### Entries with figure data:
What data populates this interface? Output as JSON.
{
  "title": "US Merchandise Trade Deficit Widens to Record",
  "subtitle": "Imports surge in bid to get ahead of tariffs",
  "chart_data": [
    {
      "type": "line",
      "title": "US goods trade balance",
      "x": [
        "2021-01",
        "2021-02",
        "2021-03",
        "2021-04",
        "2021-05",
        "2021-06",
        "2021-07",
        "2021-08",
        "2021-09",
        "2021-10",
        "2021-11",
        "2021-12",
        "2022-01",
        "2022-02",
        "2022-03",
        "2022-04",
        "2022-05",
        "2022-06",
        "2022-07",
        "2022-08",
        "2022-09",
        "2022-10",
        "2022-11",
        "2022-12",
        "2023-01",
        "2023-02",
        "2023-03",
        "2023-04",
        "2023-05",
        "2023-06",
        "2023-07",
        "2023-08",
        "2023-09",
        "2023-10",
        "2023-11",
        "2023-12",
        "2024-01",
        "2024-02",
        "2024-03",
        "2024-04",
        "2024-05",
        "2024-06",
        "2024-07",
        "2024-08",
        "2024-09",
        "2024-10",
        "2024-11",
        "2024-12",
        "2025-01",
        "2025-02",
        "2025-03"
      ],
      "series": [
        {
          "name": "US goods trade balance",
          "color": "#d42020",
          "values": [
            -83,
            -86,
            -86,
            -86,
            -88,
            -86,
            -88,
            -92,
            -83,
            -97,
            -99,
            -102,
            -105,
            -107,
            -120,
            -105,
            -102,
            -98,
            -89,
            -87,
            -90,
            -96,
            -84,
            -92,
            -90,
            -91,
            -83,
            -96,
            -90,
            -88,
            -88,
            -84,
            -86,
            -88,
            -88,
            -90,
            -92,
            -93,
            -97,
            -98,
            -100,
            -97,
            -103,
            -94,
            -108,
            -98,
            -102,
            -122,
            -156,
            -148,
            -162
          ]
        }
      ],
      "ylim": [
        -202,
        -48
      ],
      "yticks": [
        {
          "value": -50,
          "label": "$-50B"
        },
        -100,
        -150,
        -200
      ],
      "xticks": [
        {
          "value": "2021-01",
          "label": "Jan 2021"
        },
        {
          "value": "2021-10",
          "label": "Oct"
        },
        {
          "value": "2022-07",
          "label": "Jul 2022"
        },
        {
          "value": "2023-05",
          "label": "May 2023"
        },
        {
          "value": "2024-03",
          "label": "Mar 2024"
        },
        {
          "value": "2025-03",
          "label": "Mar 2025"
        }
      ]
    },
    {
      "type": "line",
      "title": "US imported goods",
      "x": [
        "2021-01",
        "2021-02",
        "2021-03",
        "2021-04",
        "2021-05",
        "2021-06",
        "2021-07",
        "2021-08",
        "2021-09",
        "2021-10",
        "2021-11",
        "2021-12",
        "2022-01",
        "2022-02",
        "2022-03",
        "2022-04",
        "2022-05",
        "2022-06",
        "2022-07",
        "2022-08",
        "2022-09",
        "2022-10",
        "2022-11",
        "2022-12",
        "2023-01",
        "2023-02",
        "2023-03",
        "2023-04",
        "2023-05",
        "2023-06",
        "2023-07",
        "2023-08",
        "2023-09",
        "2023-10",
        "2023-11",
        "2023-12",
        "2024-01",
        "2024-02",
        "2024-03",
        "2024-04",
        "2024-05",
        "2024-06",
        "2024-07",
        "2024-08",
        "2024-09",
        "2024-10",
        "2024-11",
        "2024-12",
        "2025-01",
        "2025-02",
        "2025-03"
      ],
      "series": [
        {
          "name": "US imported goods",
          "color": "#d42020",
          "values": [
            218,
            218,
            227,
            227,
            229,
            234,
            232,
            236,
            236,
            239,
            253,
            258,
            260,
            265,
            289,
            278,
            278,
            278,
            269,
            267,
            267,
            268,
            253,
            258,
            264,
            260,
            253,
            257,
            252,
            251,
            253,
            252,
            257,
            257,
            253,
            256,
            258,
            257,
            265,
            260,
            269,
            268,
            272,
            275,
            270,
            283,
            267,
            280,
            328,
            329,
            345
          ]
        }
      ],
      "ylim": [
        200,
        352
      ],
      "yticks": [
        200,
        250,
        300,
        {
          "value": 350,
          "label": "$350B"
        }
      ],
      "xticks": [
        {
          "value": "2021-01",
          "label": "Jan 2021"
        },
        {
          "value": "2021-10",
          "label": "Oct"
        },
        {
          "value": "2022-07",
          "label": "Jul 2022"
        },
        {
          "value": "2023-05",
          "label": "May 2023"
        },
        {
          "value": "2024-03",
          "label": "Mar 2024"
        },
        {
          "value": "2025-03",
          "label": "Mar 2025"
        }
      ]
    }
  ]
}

### Goal:
Extract the full listing above without altering anything.

### Right answer:
What data populates this interface? Output as JSON.
{
  "title": "US Merchandise Trade Deficit Widens to Record",
  "subtitle": "Imports surge in bid to get ahead of tariffs",
  "chart_data": [
    {
      "type": "line",
      "title": "US goods trade balance",
      "x": [
        "2021-01",
        "2021-02",
        "2021-03",
        "2021-04",
        "2021-05",
        "2021-06",
        "2021-07",
        "2021-08",
        "2021-09",
        "2021-10",
        "2021-11",
        "2021-12",
        "2022-01",
        "2022-02",
        "2022-03",
        "2022-04",
        "2022-05",
        "2022-06",
        "2022-07",
        "2022-08",
        "2022-09",
        "2022-10",
        "2022-11",
        "2022-12",
        "2023-01",
        "2023-02",
        "2023-03",
        "2023-04",
        "2023-05",
        "2023-06",
        "2023-07",
        "2023-08",
        "2023-09",
        "2023-10",
        "2023-11",
        "2023-12",
        "2024-01",
        "2024-02",
        "2024-03",
        "2024-04",
        "2024-05",
        "2024-06",
        "2024-07",
        "2024-08",
        "2024-09",
        "2024-10",
        "2024-11",
        "2024-12",
        "2025-01",
        "2025-02",
        "2025-03"
      ],
      "series": [
        {
          "name": "US goods trade balance",
          "color": "#d42020",
          "values": [
            -83,
            -86,
            -86,
            -86,
            -88,
            -86,
            -88,
            -92,
            -83,
            -97,
            -99,
            -102,
            -105,
            -107,
            -120,
            -105,
            -102,
            -98,
            -89,
            -87,
            -90,
            -96,
            -84,
            -92,
            -90,
            -91,
            -83,
            -96,
            -90,
            -88,
            -88,
            -84,
            -86,
            -88,
            -88,
            -90,
            -92,
            -93,
            -97,
            -98,
            -100,
            -97,
            -103,
            -94,
            -108,
            -98,
            -102,
            -122,
            -156,
            -148,
            -162
          ]
        }
      ],
      "ylim": [
        -202,
        -48
      ],
      "yticks": [
        {
          "value": -50,
          "label": "$-50B"
        },
        -100,
        -150,
        -200
      ],
      "xticks": [
        {
          "value": "2021-01",
          "label": "Jan 2021"
        },
        {
          "value": "2021-10",
          "label": "Oct"
        },
        {
          "value": "2022-07",
          "label": "Jul 2022"
        },
        {
          "value": "2023-05",
          "label": "May 2023"
        },
        {
          "value": "2024-03",
          "label": "Mar 2024"
        },
        {
          "value": "2025-03",
          "label": "Mar 2025"
        }
      ]
    },
    {
      "type": "line",
      "title": "US imported goods",
      "x": [
        "2021-01",
        "2021-02",
        "2021-03",
        "2021-04",
        "2021-05",
        "2021-06",
        "2021-07",
        "2021-08",
        "2021-09",
        "2021-10",
        "2021-11",
        "2021-12",
        "2022-01",
        "2022-02",
        "2022-03",
        "2022-04",
        "2022-05",
        "2022-06",
        "2022-07",
        "2022-08",
        "2022-09",
        "2022-10",
        "2022-11",
        "2022-12",
        "2023-01",
        "2023-02",
        "2023-03",
        "2023-04",
        "2023-05",
        "2023-06",
        "2023-07",
        "2023-08",
        "2023-09",
        "2023-10",
        "2023-11",
        "2023-12",
        "2024-01",
        "2024-02",
        "2024-03",
        "2024-04",
        "2024-05",
        "2024-06",
        "2024-07",
        "2024-08",
        "2024-09",
        "2024-10",
        "2024-11",
        "2024-12",
        "2025-01",
        "2025-02",
        "2025-03"
      ],
      "series": [
        {
          "name": "US imported goods",
          "color": "#d42020",
          "values": [
            218,
            218,
            227,
            227,
            229,
            234,
            232,
            236,
            236,
            239,
            253,
            258,
            260,
            265,
            289,
            278,
            278,
            278,
            269,
            267,
            267,
            268,
            253,
            258,
            264,
            260,
            253,
            257,
            252,
            251,
            253,
            252,
            257,
            257,
            253,
            256,
            258,
            257,
            265,
            260,
            269,
            268,
            272,
            275,
            270,
            283,
            267,
            280,
            328,
            329,
            345
          ]
        }
      ],
      "ylim": [
        200,
        352
      ],
      "yticks": [
        200,
        250,
        300,
        {
          "value": 350,
          "label": "$350B"
        }
      ],
      "xticks": [
        {
          "value": "2021-01",
          "label": "Jan 2021"
        },
        {
          "value": "2021-10",
          "label": "Oct"
        },
        {
          "value": "2022-07",
          "label": "Jul 2022"
        },
        {
          "value": "2023-05",
          "label": "May 2023"
        },
        {
          "value": "2024-03",
          "label": "Mar 2024"
        },
        {
          "value": "2025-03",
          "label": "Mar 2025"
        }
      ]
    }
  ]
}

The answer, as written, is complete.